Exercise aim ▸ Transcribe the records exactly. Pictures do not belong in the transcription.

##### Data for processing

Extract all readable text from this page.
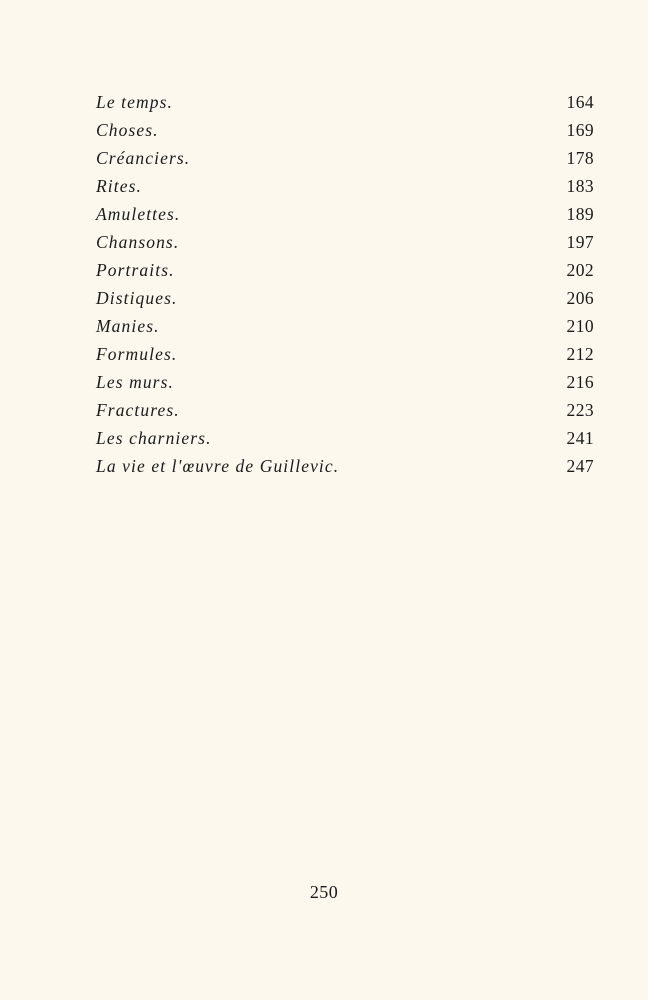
Le temps.	164
Choses.	169
Créanciers.	178
Rites.	183
Amulettes.	189
Chansons.	197
Portraits.	202
Distiques.	206
Manies.	210
Formules.	212
Les murs.	216
Fractures.	223
Les charniers.	241
La vie et l'œuvre de Guillevic.	247
250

##########

Problem solution ▸
Extract all readable text from this page.
Le temps.	164
Choses.	169
Créanciers.	178
Rites.	183
Amulettes.	189
Chansons.	197
Portraits.	202
Distiques.	206
Manies.	210
Formules.	212
Les murs.	216
Fractures.	223
Les charniers.	241
La vie et l'œuvre de Guillevic.	247
250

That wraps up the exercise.